** start **

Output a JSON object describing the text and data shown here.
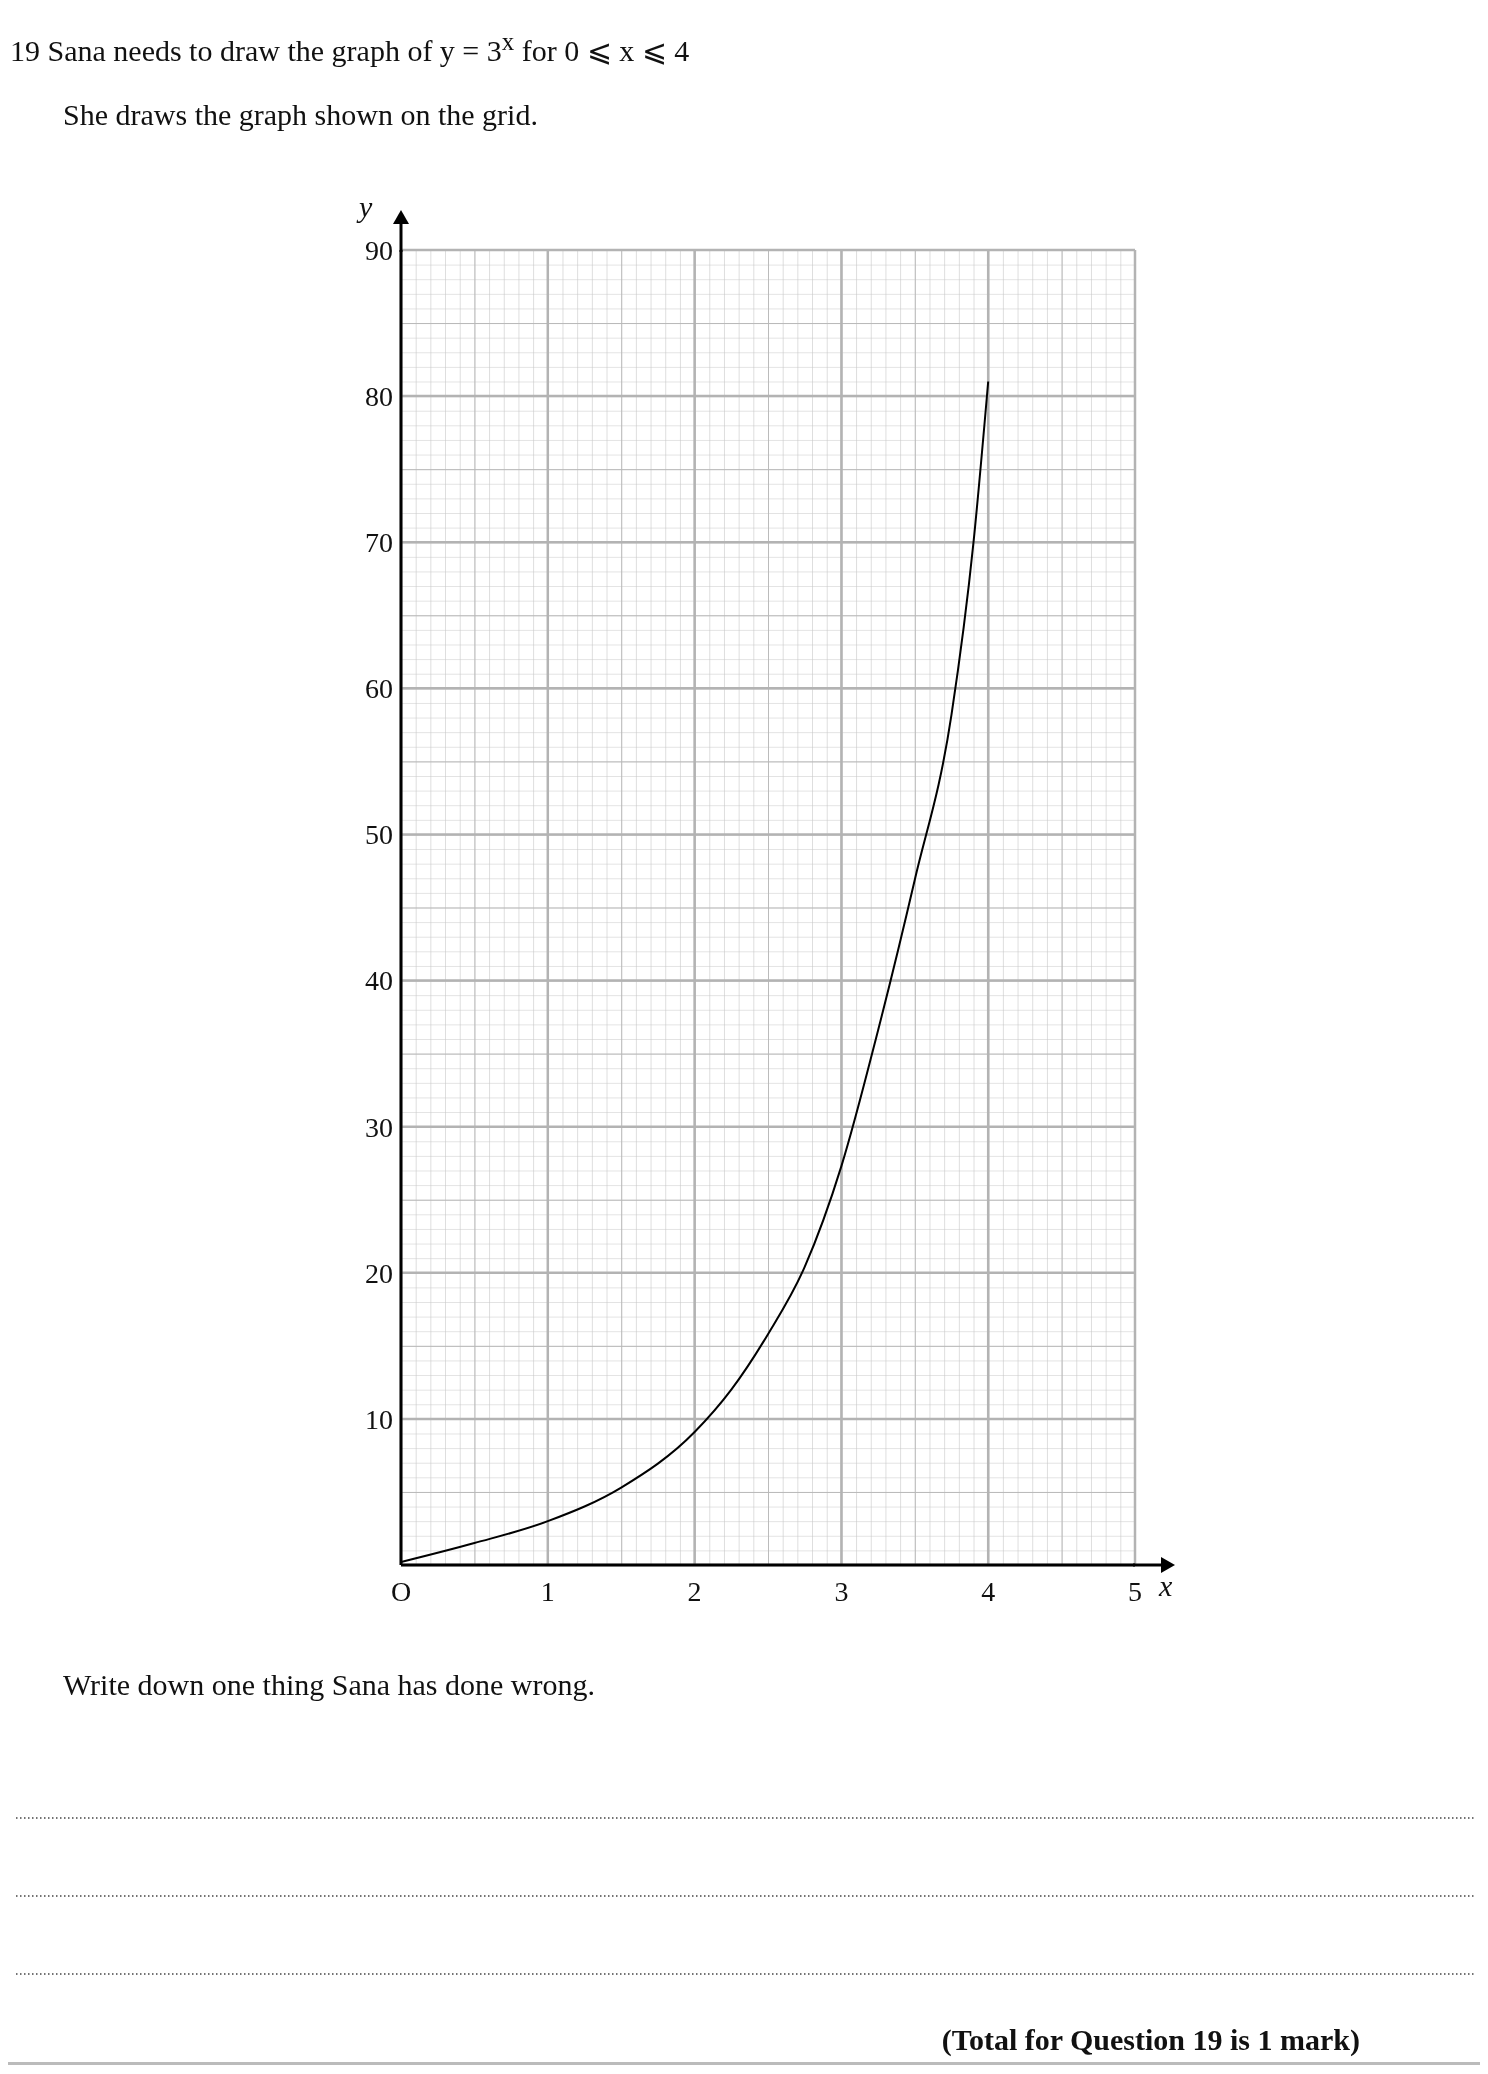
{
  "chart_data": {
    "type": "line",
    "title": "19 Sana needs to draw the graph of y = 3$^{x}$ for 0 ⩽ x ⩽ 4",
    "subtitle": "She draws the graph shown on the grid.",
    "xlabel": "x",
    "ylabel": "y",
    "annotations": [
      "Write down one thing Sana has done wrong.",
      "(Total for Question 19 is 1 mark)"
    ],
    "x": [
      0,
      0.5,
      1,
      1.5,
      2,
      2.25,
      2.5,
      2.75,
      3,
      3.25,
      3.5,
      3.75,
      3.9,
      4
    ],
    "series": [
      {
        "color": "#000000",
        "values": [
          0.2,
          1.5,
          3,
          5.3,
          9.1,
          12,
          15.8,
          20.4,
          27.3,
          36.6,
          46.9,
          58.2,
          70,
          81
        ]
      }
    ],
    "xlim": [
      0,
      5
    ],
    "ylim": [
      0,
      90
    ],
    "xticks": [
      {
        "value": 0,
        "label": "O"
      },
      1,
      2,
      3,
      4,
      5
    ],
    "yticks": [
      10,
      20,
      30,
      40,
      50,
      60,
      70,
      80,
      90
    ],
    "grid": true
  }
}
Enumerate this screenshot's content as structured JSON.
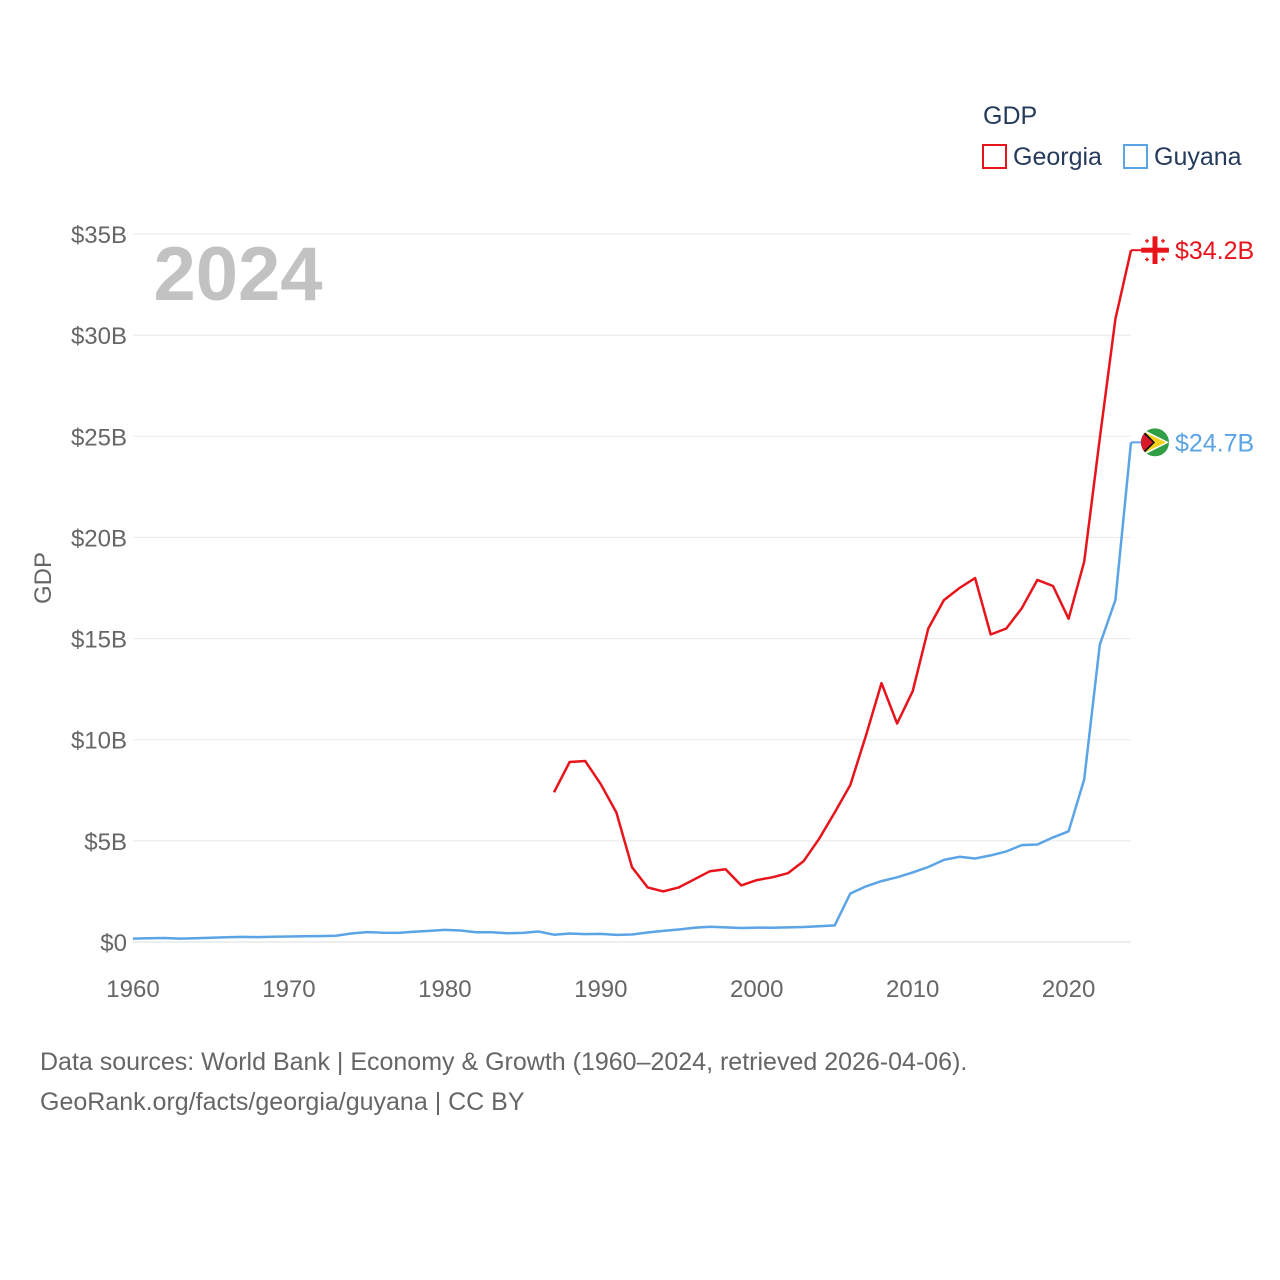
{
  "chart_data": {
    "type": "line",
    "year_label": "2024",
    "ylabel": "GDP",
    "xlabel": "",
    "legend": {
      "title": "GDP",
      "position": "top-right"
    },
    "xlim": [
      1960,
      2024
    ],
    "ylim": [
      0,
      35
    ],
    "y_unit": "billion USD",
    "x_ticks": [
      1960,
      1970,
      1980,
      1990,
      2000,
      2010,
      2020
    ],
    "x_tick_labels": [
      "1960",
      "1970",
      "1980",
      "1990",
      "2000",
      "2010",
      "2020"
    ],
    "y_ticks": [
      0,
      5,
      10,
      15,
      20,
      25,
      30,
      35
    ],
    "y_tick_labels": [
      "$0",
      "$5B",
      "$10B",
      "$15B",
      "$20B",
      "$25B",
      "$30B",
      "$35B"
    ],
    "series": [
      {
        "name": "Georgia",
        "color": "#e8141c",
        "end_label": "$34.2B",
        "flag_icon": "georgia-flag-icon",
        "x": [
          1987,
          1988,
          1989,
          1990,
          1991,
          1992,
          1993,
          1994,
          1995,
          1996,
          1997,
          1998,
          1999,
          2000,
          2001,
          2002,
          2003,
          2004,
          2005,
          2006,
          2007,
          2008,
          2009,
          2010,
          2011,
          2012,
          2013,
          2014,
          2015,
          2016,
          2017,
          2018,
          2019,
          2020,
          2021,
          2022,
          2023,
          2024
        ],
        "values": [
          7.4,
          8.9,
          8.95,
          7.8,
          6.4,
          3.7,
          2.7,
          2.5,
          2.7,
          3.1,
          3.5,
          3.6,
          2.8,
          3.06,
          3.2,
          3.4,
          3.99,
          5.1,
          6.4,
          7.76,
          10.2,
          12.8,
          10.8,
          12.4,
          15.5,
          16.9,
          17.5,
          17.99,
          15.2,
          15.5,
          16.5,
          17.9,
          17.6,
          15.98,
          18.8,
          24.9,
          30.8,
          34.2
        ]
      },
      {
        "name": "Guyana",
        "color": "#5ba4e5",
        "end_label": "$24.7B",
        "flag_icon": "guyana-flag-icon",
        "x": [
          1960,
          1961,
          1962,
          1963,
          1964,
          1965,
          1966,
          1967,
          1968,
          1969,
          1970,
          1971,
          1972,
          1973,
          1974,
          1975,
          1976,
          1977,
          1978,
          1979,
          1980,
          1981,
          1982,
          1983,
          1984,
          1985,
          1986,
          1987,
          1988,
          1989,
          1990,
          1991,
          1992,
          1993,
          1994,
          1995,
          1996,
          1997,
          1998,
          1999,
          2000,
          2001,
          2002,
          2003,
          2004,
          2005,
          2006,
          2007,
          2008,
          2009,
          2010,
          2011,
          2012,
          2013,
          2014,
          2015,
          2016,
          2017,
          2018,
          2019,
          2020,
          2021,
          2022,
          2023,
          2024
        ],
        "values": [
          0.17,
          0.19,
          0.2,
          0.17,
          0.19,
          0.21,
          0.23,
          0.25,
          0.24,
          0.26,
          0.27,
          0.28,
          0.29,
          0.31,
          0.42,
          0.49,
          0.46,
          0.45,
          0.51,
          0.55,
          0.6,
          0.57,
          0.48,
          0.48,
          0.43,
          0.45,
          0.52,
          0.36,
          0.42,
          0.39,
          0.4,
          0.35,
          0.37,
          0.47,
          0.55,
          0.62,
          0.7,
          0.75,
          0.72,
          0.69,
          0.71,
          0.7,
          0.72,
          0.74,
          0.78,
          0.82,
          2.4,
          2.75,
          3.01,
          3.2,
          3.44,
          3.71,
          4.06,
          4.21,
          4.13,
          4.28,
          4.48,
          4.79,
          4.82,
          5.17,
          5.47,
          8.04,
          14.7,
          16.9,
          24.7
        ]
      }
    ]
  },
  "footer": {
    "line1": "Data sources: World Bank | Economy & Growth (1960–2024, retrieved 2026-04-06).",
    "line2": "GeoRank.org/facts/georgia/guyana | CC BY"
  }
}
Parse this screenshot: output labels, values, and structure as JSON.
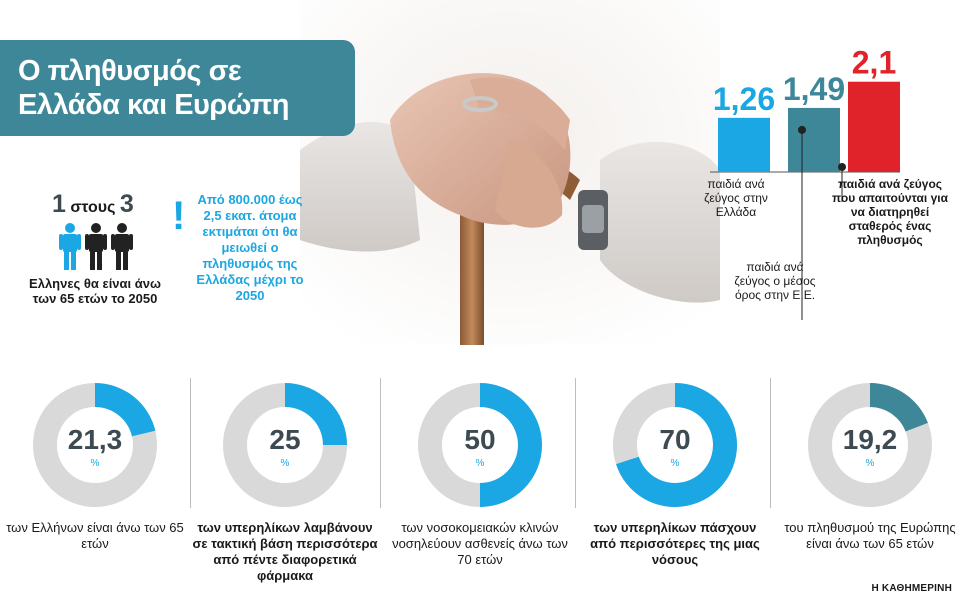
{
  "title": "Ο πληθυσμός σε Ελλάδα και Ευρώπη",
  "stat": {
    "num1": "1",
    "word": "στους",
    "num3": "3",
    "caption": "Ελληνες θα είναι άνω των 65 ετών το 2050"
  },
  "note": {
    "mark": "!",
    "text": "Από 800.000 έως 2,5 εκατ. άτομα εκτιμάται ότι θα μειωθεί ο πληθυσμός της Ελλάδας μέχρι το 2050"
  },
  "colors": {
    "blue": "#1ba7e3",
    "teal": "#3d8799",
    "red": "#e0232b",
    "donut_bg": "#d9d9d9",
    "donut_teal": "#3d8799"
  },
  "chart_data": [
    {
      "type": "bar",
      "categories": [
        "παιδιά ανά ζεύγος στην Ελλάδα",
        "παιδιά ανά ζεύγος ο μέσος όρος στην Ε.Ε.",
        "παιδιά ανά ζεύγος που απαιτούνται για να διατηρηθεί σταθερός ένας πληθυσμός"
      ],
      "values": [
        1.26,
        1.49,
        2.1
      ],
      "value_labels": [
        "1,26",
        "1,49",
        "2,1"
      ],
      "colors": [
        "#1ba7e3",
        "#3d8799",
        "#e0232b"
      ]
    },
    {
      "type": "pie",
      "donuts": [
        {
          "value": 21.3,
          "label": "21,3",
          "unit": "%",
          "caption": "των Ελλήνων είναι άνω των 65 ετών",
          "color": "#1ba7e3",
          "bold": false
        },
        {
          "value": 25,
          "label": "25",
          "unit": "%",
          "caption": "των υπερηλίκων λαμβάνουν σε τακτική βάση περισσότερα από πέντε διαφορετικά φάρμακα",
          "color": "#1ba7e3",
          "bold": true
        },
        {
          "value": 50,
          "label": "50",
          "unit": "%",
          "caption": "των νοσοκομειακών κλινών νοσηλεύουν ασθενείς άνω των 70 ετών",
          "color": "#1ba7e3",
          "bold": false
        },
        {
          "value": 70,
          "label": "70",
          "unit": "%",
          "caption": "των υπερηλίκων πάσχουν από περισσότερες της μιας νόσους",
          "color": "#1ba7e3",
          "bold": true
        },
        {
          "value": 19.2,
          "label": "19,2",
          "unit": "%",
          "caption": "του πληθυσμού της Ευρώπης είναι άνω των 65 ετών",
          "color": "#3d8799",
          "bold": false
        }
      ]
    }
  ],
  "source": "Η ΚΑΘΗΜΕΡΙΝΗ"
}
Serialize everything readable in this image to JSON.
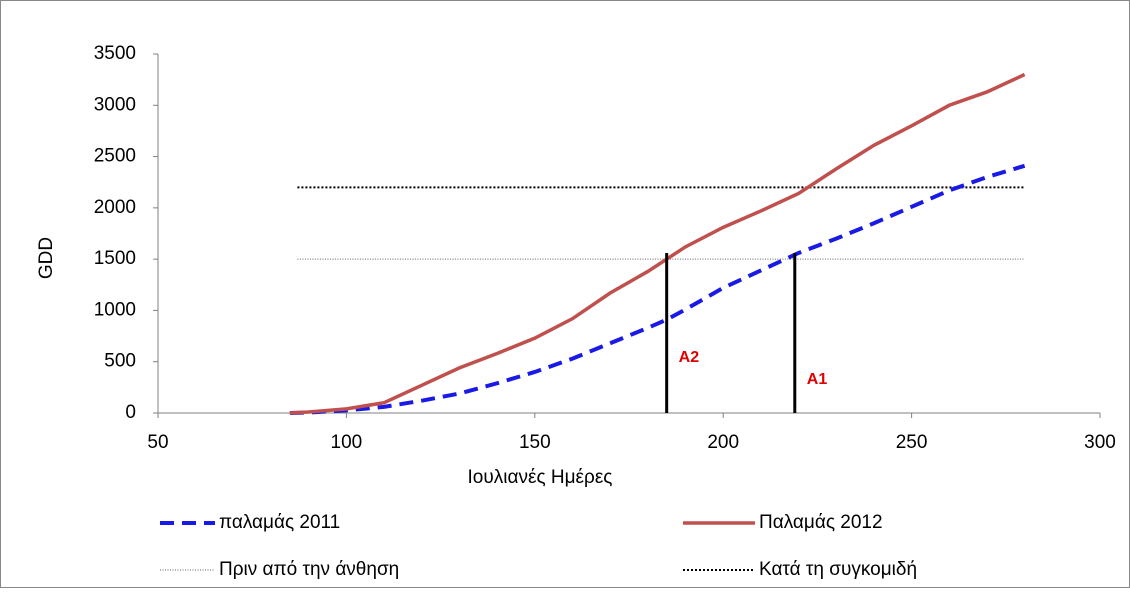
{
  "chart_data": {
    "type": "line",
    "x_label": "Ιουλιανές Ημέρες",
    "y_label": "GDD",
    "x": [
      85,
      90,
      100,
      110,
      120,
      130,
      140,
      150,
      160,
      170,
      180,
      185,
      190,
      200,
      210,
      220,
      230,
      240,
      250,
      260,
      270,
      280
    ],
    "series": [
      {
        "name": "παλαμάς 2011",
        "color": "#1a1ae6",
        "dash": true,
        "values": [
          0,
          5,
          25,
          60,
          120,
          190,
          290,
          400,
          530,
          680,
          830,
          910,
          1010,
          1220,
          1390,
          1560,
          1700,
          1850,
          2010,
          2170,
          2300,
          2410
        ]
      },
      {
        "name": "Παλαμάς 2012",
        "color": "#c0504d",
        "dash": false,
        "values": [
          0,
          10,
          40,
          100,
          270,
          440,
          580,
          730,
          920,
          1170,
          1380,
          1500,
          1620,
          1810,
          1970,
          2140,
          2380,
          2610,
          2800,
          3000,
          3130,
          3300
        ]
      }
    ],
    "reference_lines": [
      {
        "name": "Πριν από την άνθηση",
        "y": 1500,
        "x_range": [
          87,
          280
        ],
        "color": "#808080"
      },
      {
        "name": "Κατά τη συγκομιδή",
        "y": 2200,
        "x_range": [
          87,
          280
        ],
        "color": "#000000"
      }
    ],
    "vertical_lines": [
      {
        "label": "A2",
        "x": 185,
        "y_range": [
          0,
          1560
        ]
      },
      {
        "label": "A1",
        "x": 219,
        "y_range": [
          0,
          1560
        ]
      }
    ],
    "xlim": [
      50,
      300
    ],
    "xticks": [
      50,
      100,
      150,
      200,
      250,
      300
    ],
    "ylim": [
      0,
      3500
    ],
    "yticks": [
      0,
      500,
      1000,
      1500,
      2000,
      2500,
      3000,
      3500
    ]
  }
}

** end **

## Given instruction
Show each line of the data that contains the string "graph".

## Final answer
    "title": "19 Sana needs to draw the graph of y = 3$^{x}$ for 0 ⩽ x ⩽ 4",
    "subtitle": "She draws the graph shown on the grid.",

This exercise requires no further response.